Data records

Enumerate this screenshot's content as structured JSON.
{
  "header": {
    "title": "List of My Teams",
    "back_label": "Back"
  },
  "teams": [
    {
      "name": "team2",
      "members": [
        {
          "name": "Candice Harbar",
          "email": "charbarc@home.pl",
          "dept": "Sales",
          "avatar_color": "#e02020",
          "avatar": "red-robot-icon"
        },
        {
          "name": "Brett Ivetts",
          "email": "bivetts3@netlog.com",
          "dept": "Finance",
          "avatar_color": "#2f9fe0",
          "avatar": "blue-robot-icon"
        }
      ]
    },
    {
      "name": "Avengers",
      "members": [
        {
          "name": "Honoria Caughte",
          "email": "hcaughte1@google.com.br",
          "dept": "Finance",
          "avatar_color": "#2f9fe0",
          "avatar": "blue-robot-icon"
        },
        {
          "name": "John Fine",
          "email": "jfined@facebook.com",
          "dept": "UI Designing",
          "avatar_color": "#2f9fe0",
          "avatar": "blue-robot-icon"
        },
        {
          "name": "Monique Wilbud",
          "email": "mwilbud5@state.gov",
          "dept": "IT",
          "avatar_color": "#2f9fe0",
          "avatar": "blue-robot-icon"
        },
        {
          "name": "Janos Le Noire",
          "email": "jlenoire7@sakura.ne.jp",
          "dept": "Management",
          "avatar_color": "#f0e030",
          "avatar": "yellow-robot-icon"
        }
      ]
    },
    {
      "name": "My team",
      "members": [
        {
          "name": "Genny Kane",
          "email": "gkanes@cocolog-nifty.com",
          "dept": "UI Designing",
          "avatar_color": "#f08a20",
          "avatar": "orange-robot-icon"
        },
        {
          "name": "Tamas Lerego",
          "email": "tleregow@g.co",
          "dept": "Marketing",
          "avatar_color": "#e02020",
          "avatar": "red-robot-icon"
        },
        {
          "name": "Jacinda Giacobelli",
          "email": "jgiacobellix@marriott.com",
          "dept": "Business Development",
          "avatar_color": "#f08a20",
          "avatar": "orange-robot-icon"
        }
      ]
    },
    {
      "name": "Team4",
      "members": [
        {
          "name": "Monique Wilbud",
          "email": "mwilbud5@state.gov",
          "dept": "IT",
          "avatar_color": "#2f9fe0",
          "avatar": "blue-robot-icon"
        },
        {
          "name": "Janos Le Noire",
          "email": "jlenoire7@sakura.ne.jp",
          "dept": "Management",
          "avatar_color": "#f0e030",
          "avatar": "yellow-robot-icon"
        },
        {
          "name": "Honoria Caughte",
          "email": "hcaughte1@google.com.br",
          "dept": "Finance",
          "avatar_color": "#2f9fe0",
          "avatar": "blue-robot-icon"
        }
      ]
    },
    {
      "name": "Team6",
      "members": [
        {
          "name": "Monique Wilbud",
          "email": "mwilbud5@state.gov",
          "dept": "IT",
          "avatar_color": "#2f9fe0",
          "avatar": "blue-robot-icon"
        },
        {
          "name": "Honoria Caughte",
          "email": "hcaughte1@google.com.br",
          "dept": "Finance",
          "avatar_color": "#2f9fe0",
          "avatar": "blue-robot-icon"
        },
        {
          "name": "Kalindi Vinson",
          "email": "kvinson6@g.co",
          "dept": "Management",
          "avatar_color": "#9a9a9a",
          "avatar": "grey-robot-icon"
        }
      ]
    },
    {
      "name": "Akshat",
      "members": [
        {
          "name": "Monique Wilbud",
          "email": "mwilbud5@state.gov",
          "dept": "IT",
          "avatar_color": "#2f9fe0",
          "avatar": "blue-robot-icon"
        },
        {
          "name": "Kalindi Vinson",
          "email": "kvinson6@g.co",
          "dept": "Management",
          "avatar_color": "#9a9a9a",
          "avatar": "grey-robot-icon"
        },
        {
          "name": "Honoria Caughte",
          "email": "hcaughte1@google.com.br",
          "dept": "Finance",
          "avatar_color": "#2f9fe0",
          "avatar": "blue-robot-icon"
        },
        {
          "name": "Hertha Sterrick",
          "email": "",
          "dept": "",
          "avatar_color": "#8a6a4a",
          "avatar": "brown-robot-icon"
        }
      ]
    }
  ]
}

**WORK INSTRUCTIONS**. Your task is to extract all of the records exactly.

**FINAL RESULT**.
Enumerate this screenshot's content as structured JSON.
{
  "header": {
    "title": "List of My Teams",
    "back_label": "Back"
  },
  "teams": [
    {
      "name": "team2",
      "members": [
        {
          "name": "Candice Harbar",
          "email": "charbarc@home.pl",
          "dept": "Sales",
          "avatar_color": "#e02020",
          "avatar": "red-robot-icon"
        },
        {
          "name": "Brett Ivetts",
          "email": "bivetts3@netlog.com",
          "dept": "Finance",
          "avatar_color": "#2f9fe0",
          "avatar": "blue-robot-icon"
        }
      ]
    },
    {
      "name": "Avengers",
      "members": [
        {
          "name": "Honoria Caughte",
          "email": "hcaughte1@google.com.br",
          "dept": "Finance",
          "avatar_color": "#2f9fe0",
          "avatar": "blue-robot-icon"
        },
        {
          "name": "John Fine",
          "email": "jfined@facebook.com",
          "dept": "UI Designing",
          "avatar_color": "#2f9fe0",
          "avatar": "blue-robot-icon"
        },
        {
          "name": "Monique Wilbud",
          "email": "mwilbud5@state.gov",
          "dept": "IT",
          "avatar_color": "#2f9fe0",
          "avatar": "blue-robot-icon"
        },
        {
          "name": "Janos Le Noire",
          "email": "jlenoire7@sakura.ne.jp",
          "dept": "Management",
          "avatar_color": "#f0e030",
          "avatar": "yellow-robot-icon"
        }
      ]
    },
    {
      "name": "My team",
      "members": [
        {
          "name": "Genny Kane",
          "email": "gkanes@cocolog-nifty.com",
          "dept": "UI Designing",
          "avatar_color": "#f08a20",
          "avatar": "orange-robot-icon"
        },
        {
          "name": "Tamas Lerego",
          "email": "tleregow@g.co",
          "dept": "Marketing",
          "avatar_color": "#e02020",
          "avatar": "red-robot-icon"
        },
        {
          "name": "Jacinda Giacobelli",
          "email": "jgiacobellix@marriott.com",
          "dept": "Business Development",
          "avatar_color": "#f08a20",
          "avatar": "orange-robot-icon"
        }
      ]
    },
    {
      "name": "Team4",
      "members": [
        {
          "name": "Monique Wilbud",
          "email": "mwilbud5@state.gov",
          "dept": "IT",
          "avatar_color": "#2f9fe0",
          "avatar": "blue-robot-icon"
        },
        {
          "name": "Janos Le Noire",
          "email": "jlenoire7@sakura.ne.jp",
          "dept": "Management",
          "avatar_color": "#f0e030",
          "avatar": "yellow-robot-icon"
        },
        {
          "name": "Honoria Caughte",
          "email": "hcaughte1@google.com.br",
          "dept": "Finance",
          "avatar_color": "#2f9fe0",
          "avatar": "blue-robot-icon"
        }
      ]
    },
    {
      "name": "Team6",
      "members": [
        {
          "name": "Monique Wilbud",
          "email": "mwilbud5@state.gov",
          "dept": "IT",
          "avatar_color": "#2f9fe0",
          "avatar": "blue-robot-icon"
        },
        {
          "name": "Honoria Caughte",
          "email": "hcaughte1@google.com.br",
          "dept": "Finance",
          "avatar_color": "#2f9fe0",
          "avatar": "blue-robot-icon"
        },
        {
          "name": "Kalindi Vinson",
          "email": "kvinson6@g.co",
          "dept": "Management",
          "avatar_color": "#9a9a9a",
          "avatar": "grey-robot-icon"
        }
      ]
    },
    {
      "name": "Akshat",
      "members": [
        {
          "name": "Monique Wilbud",
          "email": "mwilbud5@state.gov",
          "dept": "IT",
          "avatar_color": "#2f9fe0",
          "avatar": "blue-robot-icon"
        },
        {
          "name": "Kalindi Vinson",
          "email": "kvinson6@g.co",
          "dept": "Management",
          "avatar_color": "#9a9a9a",
          "avatar": "grey-robot-icon"
        },
        {
          "name": "Honoria Caughte",
          "email": "hcaughte1@google.com.br",
          "dept": "Finance",
          "avatar_color": "#2f9fe0",
          "avatar": "blue-robot-icon"
        },
        {
          "name": "Hertha Sterrick",
          "email": "",
          "dept": "",
          "avatar_color": "#8a6a4a",
          "avatar": "brown-robot-icon"
        }
      ]
    }
  ]
}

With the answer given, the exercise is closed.